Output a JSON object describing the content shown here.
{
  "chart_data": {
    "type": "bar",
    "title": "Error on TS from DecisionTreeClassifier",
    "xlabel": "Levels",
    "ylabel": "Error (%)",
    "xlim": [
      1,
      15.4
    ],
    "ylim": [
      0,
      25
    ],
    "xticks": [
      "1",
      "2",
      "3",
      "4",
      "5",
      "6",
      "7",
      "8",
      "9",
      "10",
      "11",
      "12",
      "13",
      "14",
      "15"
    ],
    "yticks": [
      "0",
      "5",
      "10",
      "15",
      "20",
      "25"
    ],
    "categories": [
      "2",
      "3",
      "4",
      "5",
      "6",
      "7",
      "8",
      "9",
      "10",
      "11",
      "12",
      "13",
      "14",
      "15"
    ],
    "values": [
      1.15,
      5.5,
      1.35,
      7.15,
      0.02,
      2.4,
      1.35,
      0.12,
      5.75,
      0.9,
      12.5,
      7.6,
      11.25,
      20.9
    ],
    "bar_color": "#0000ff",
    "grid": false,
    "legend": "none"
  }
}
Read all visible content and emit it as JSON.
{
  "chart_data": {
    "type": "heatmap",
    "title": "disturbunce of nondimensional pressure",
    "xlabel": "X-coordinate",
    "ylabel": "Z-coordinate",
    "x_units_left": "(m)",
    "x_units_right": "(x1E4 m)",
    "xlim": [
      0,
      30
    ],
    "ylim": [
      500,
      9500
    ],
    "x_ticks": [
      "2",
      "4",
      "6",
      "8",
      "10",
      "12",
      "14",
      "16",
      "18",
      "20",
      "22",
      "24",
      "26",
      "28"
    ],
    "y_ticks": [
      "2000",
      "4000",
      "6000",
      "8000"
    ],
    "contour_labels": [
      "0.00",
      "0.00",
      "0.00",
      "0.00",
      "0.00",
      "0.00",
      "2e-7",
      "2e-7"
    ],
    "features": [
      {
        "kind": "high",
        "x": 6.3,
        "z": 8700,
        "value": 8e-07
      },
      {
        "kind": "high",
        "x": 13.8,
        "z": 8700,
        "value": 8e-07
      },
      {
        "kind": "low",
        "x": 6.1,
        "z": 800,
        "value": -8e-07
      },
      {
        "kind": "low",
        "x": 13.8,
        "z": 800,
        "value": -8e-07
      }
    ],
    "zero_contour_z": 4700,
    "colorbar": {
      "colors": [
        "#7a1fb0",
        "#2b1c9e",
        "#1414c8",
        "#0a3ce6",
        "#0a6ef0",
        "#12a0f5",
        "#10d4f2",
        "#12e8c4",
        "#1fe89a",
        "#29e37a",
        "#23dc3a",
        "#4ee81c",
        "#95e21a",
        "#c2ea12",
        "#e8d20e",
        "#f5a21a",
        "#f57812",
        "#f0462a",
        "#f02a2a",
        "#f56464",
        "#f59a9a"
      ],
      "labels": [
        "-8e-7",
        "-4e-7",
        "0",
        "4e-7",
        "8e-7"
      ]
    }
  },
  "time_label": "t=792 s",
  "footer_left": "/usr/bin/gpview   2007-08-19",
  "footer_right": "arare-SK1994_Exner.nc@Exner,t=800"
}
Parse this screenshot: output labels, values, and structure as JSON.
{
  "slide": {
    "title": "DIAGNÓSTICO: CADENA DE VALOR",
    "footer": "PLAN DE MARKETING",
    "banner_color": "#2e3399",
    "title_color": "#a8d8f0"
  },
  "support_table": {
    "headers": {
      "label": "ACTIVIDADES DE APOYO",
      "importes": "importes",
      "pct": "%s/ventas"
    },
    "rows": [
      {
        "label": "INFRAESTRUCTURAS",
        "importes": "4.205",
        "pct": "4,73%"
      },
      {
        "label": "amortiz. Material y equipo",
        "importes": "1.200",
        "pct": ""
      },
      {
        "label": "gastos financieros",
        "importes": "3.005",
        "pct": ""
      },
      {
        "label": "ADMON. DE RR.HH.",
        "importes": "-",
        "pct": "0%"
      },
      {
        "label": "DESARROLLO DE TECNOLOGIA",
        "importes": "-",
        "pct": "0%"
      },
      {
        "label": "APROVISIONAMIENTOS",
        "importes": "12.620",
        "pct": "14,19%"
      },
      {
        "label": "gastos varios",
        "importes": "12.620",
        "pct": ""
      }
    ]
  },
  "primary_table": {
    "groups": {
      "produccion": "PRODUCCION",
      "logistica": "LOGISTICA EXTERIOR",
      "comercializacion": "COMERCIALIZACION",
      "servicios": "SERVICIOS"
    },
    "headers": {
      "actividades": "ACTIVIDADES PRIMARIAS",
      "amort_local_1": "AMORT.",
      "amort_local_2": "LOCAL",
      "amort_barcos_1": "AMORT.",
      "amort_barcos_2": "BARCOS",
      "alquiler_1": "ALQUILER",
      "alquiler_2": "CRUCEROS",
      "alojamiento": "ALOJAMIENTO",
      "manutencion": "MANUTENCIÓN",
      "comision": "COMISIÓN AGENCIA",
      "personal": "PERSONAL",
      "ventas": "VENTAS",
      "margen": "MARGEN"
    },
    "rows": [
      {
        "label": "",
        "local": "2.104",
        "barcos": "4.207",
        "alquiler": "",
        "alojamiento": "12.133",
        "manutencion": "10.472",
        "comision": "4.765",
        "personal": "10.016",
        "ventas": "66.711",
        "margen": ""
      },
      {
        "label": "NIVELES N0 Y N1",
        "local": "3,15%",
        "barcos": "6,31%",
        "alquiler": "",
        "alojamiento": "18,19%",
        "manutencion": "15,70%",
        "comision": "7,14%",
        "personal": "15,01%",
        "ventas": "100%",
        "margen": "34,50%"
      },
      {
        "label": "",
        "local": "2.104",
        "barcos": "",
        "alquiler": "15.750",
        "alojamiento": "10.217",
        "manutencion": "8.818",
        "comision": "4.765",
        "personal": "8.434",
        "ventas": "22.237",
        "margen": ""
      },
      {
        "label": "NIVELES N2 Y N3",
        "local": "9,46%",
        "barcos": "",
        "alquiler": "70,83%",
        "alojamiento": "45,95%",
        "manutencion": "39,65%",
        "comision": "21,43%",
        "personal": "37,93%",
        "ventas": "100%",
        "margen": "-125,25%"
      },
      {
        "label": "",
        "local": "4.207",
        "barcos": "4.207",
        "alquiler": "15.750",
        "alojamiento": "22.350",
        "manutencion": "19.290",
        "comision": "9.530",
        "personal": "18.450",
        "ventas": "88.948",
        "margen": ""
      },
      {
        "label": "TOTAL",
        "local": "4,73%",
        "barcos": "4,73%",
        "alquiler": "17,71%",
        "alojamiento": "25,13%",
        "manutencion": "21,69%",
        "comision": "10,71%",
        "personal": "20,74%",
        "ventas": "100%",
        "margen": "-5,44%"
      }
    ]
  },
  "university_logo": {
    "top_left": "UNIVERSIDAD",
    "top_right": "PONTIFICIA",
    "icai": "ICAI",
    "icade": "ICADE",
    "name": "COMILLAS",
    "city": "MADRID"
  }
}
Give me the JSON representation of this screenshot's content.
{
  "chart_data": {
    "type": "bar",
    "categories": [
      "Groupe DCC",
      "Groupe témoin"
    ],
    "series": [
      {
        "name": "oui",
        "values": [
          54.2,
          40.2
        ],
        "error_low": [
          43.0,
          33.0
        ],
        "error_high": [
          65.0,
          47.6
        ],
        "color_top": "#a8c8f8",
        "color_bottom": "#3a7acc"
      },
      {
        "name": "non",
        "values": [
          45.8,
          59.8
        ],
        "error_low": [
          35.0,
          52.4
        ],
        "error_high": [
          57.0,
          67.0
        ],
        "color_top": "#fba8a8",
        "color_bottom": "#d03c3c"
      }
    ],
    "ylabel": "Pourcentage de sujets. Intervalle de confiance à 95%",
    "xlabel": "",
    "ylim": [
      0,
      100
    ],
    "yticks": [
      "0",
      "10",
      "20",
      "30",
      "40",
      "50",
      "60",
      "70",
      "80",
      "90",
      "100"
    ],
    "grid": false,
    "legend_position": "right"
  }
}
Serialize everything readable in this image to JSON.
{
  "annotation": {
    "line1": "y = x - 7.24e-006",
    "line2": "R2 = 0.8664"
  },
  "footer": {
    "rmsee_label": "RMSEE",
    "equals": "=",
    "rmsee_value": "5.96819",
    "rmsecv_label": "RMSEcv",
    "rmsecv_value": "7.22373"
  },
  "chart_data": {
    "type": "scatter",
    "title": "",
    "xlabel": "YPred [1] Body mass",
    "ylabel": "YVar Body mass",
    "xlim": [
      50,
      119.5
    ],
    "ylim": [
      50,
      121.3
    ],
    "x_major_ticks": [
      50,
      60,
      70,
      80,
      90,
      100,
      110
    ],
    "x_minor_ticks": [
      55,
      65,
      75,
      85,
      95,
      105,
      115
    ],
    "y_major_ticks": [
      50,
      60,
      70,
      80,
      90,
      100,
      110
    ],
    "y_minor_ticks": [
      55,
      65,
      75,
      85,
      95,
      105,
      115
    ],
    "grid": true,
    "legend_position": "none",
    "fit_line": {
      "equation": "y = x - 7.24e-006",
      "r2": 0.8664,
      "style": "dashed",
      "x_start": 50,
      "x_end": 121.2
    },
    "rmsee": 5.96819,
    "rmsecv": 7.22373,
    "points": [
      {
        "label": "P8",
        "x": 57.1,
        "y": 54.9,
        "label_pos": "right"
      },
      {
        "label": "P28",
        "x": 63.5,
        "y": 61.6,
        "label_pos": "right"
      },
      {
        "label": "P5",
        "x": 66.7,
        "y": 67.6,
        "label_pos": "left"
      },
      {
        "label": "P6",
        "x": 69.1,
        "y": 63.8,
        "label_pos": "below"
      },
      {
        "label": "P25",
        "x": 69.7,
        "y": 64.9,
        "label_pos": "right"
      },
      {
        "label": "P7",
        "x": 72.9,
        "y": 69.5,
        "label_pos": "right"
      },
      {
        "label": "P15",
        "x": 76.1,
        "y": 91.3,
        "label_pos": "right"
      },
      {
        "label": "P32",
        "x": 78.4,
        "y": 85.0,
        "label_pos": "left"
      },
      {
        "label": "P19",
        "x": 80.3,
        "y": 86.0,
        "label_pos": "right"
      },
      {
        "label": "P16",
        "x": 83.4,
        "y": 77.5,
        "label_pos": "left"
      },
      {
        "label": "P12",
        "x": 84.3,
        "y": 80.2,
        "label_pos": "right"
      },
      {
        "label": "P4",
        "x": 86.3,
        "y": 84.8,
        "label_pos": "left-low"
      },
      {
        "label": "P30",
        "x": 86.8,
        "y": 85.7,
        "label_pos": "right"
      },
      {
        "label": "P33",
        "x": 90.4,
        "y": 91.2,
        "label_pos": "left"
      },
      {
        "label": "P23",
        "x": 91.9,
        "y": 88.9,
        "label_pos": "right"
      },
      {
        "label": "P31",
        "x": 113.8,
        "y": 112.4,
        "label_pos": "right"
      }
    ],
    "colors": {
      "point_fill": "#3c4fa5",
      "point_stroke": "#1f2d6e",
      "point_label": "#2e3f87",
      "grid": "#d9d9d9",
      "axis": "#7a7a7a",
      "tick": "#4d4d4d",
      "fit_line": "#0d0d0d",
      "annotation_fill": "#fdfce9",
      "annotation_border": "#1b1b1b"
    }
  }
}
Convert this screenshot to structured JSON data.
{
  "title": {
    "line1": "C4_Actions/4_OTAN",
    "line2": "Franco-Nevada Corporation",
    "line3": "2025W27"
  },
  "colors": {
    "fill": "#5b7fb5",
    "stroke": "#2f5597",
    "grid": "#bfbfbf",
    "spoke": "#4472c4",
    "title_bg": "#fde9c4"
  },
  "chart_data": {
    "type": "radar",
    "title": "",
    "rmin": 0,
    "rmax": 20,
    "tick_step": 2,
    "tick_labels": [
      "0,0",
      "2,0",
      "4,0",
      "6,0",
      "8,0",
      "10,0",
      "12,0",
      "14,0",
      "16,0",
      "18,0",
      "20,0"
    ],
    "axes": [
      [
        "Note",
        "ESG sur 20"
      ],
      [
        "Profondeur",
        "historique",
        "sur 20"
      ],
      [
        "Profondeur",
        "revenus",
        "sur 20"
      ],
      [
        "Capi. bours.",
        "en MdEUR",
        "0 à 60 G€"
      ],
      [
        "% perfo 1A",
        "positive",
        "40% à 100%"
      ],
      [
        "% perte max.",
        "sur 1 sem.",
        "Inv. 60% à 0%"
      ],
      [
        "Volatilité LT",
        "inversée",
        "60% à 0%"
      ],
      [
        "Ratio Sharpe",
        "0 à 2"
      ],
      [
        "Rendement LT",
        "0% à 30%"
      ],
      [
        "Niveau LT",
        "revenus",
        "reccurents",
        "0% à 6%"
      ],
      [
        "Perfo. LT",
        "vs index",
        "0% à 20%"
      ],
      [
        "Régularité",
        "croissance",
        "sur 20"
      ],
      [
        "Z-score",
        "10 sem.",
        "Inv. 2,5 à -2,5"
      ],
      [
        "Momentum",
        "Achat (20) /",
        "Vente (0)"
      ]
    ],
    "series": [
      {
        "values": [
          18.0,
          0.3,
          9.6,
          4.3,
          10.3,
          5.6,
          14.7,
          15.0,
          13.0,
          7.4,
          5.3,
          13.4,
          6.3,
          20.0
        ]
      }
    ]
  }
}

■ ■ ■

> TO BE DONE: Go over the data above and copy every line that has the word "alojamiento" in it.

> RESULT:
      "alojamiento": "ALOJAMIENTO",
        "alojamiento": "12.133",
        "alojamiento": "18,19%",
        "alojamiento": "10.217",
        "alojamiento": "45,95%",
        "alojamiento": "22.350",
        "alojamiento": "25,13%",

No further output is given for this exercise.